Request 1
In the collected data rows, update the lines from the one containing "progress-track bbox=[584, 481, 742, 493]" through the one containing "header-row bbox=[410, 388, 794, 424]", inclusive, by replacing "option-row" with "choice-row" and changing nothing else. Return only those rows.

--- START Page ---

Wednesday, January 28, 2015

Neither present nor past

From the entry for Otha Orkkut (1890-1943), poet, translator, and historian, in The Biographical Dictionary of Literary Failure, edited by C.D. Rose:
Cimbrian, it is said, was a unique language in that it contained a tense which was used to describe a person or object which had gone missing or been lost: neither present nor past, still existing in a space or time which no non-Cimbrian can ever properly comprehend.

A number of critics and translators are currently at work on Orkkut's books, her manuscripts now inhabiting the realm of that unique Cimbrian tense.
Identified as a Bothno-Ugaric language, "Cimbrian" may be referencing the same language known in Italo Calvino's quarters as "Cimmerian," described by Professor Uzzi-Tuzzi as "a modern language and a dead language at the same time."

I treated myself to this lovely volume at Christmas, to add to my shelf of weird dictionaries. This collection of 52 lives, by turns tragic and comic, easily lends itself to browsing; I reach for it for inspiration, for reminders, for warnings.

The introduction alone is worth the price of admission, exploring the concepts of erasure, "faith in the ineffable," linguistic negation, "literature of the unword," "stories that would prefer not to."

Reviews
Biographile: "The simple fact is this: books are real; writers aren't."
PopMatters: "It's questionable whether insanity is a prerequisite for the arts."

Excerpt.

Saturday, January 24, 2015

Reading can transport you

Montreal metro stations this week have been filled with bookshelves, stocked with virtual books.

In a campaign cosponsored by various transit commissions and library associations, the commuting public is being encouraged to read.

First chapters of 60 books that span genres are available for free for instant download, just by scanning a smart code or entering a URL (or they can be accessed from the campaign website). The books are available in French only (I believe Louise Penny bears the distinction of being the only English-language author on the list, in French translation).

So far it's inspired fun waiting times when I'm with my daughter (and therefore not actually reading): "Oh, I read that," "That book looks interesting," and infinite I Spy possibilities. But I may yet download a chapter of two to practice my French.

Transit-goers may or may not be getting the point — it's really heard to tell what they're doing on their phones. I'd love to see the download and usage stats at campaign's end.

Lire vous transporte. (Video.)

Wednesday, January 21, 2015

Unperturbed by that appalling fact

Zebra, by Victor Vasarely
The following days were strange. It was as is until then we had all been dreaming and had suddenly woken to real life, although occasionally it seemed to be the other way round, as if we had all been plunged into a dream. And we went on living day by day in accordance with the abnormal conventions of the dream-world: anything can happen and whatever happens the dreamer accepts it. Movement works differently. We move like gazelles or the way gazelles move in a tiger's dream. We move like a painting by Vassarely. We move as if we had no shadows and were unperturbed by that appalling fact. We speak. We eat. But underneath we are trying not to realize that we are speaking and eating.

--- END Page ---

Request 2
Echo the passage of the blog page between "Reading can transport" and "practice my French.", inclusive, reproducing it word for word.

--- START Records for processing ---

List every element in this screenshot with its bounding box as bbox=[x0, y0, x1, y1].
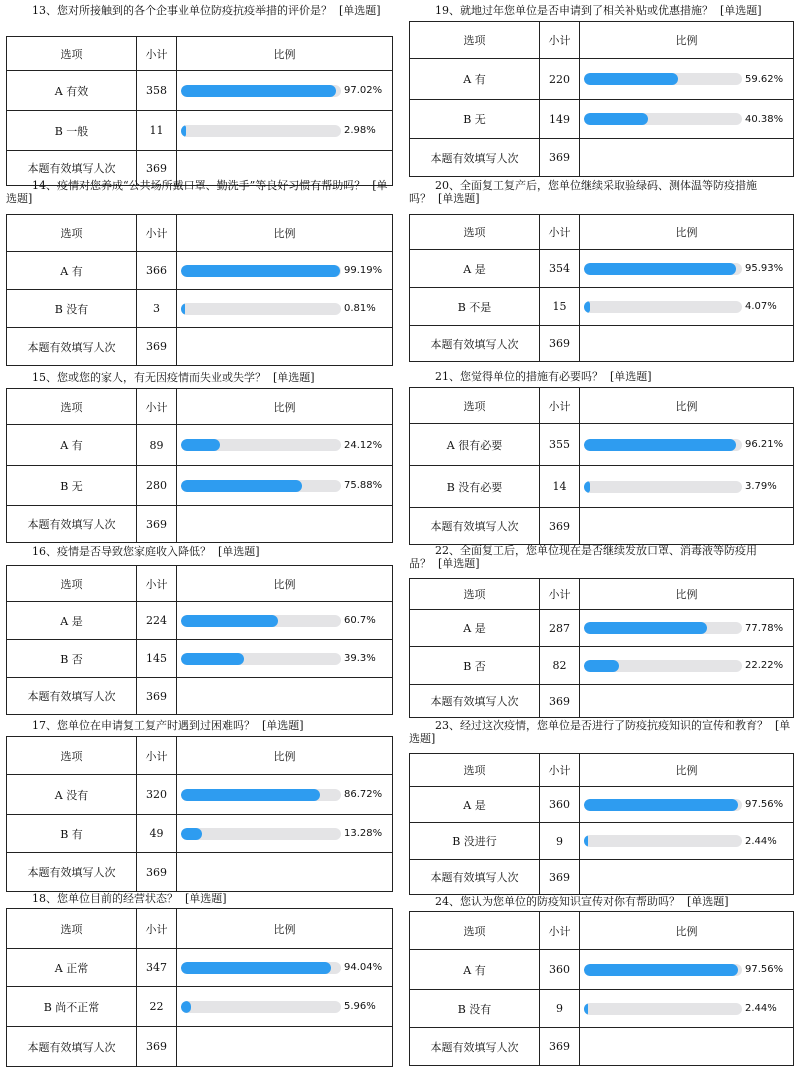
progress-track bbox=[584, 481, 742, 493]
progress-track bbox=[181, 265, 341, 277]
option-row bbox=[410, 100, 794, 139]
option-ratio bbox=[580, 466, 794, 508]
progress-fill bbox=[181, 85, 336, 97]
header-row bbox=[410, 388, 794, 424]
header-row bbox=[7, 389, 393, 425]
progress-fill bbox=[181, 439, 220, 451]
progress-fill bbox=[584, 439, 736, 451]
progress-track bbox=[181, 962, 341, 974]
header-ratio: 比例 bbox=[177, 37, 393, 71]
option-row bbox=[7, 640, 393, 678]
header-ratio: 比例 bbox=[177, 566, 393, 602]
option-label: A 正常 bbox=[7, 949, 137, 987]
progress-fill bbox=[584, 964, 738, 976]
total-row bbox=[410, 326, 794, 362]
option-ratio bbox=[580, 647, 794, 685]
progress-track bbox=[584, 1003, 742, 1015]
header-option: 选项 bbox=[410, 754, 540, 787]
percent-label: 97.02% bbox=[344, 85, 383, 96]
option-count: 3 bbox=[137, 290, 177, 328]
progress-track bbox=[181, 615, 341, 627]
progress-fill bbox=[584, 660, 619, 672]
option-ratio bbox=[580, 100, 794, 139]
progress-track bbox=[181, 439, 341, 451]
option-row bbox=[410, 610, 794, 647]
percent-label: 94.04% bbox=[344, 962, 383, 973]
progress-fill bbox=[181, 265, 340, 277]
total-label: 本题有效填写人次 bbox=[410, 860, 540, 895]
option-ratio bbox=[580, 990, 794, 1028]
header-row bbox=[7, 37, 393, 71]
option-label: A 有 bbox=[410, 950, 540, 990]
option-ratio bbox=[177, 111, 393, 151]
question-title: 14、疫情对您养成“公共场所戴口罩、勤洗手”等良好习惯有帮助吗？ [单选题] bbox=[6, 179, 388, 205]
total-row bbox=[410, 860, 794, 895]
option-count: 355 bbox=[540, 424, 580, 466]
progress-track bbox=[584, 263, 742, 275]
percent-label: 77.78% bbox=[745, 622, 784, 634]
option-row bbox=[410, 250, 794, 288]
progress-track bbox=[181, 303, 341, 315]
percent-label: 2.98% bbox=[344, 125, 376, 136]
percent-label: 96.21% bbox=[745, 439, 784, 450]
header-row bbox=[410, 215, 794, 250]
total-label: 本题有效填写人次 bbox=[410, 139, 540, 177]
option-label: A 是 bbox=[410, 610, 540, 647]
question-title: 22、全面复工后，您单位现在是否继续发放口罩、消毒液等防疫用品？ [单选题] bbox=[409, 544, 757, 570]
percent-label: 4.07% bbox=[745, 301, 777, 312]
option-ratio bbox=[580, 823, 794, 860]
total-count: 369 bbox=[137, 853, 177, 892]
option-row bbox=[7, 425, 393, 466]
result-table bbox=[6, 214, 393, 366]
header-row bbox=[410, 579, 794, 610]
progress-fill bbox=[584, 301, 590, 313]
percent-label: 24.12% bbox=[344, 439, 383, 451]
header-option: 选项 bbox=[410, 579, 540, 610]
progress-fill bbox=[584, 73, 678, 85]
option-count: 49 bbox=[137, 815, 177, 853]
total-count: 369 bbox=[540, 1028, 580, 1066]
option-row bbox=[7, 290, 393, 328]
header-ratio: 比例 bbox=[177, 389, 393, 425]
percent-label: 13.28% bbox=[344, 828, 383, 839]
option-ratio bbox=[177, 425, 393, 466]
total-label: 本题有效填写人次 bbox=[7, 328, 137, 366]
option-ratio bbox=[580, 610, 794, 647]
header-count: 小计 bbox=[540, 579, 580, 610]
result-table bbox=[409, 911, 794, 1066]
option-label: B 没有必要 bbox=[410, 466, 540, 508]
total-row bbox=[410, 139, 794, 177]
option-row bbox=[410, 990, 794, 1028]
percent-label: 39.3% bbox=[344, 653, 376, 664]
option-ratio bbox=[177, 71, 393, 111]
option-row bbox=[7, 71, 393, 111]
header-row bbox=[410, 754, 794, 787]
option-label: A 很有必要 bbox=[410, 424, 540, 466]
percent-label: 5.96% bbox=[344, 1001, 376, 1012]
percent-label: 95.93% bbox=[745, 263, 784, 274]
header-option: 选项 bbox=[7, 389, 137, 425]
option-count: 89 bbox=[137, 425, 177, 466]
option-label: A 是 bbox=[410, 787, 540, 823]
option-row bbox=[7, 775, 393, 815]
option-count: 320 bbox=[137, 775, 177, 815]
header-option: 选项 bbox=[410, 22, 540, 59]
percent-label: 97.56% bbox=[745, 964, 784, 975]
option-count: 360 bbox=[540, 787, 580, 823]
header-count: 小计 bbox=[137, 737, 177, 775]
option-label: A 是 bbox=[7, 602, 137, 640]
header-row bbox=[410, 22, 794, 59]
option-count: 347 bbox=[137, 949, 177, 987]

--- END Records for processing ---

Reply 1
progress-track bbox=[584, 481, 742, 493]
progress-track bbox=[181, 265, 341, 277]
choice-row bbox=[410, 100, 794, 139]
option-ratio bbox=[580, 466, 794, 508]
progress-fill bbox=[181, 85, 336, 97]
header-row bbox=[410, 388, 794, 424]

Reply 2
Reading can transport you

Montreal metro stations this week have been filled with bookshelves, stocked with virtual books.

In a campaign cosponsored by various transit commissions and library associations, the commuting public is being encouraged to read.

First chapters of 60 books that span genres are available for free for instant download, just by scanning a smart code or entering a URL (or they can be accessed from the campaign website). The books are available in French only (I believe Louise Penny bears the distinction of being the only English-language author on the list, in French translation).

So far it's inspired fun waiting times when I'm with my daughter (and therefore not actually reading): "Oh, I read that," "That book looks interesting," and infinite I Spy possibilities. But I may yet download a chapter of two to practice my French.